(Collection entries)
"""

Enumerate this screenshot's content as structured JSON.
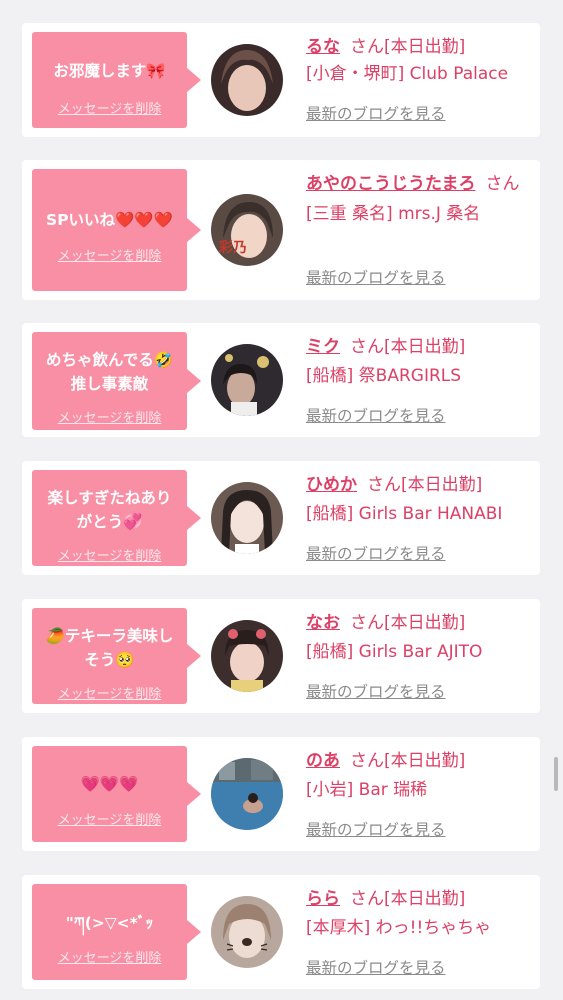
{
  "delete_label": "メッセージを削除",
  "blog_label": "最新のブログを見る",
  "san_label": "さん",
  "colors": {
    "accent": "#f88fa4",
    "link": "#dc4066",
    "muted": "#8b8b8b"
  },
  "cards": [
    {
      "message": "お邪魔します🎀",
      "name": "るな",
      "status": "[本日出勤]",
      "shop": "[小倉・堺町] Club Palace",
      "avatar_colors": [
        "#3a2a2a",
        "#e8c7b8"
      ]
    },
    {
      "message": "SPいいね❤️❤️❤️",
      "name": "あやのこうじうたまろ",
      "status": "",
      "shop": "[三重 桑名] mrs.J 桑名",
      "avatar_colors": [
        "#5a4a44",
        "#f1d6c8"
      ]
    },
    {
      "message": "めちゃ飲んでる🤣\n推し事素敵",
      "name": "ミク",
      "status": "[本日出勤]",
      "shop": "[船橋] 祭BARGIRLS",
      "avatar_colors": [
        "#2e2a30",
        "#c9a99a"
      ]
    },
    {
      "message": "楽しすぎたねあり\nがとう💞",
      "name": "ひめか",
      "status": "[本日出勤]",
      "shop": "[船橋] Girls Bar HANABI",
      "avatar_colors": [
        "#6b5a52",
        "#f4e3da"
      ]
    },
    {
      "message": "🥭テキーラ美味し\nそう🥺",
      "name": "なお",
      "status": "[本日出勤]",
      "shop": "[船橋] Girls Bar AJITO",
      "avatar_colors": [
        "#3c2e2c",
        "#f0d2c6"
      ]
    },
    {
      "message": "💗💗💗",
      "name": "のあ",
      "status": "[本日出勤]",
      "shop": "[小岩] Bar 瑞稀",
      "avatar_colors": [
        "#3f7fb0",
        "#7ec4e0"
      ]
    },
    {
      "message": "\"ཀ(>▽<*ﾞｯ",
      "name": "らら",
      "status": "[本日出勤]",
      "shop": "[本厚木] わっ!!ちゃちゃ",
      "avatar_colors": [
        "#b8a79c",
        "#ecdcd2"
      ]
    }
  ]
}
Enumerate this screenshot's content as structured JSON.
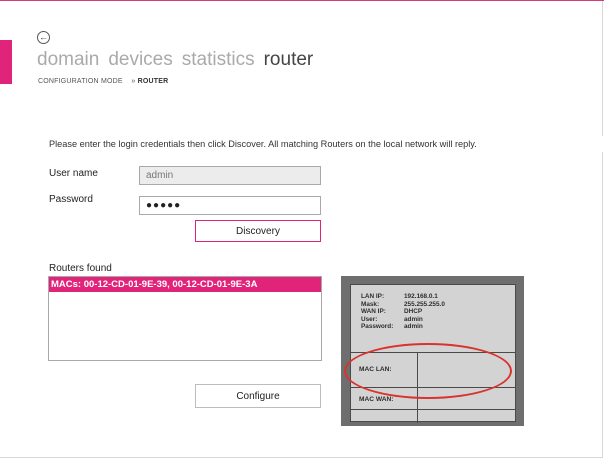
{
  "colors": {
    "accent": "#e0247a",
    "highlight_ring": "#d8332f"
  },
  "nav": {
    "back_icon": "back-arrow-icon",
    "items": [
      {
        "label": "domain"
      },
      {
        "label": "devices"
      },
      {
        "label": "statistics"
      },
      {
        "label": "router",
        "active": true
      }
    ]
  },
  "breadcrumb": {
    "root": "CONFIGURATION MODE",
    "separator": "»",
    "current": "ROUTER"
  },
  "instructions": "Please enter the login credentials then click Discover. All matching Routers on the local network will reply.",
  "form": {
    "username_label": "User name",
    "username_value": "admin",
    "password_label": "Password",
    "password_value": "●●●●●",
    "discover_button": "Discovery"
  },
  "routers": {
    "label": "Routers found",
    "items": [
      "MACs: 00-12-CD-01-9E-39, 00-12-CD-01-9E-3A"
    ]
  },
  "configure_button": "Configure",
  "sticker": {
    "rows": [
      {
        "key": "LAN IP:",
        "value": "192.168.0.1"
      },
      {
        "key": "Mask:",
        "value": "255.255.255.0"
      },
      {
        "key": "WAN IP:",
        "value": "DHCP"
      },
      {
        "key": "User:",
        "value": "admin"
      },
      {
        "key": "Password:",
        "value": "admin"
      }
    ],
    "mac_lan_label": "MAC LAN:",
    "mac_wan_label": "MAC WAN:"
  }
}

"""

Copy each line above that contains the string "message".

      "message": "お邪魔します🎀",
      "message": "SPいいね❤️❤️❤️",
      "message": "めちゃ飲んでる🤣\n推し事素敵",
      "message": "楽しすぎたねあり\nがとう💞",
      "message": "🥭テキーラ美味し\nそう🥺",
      "message": "💗💗💗",
      "message": "\"ཀ(>▽<*ﾞｯ",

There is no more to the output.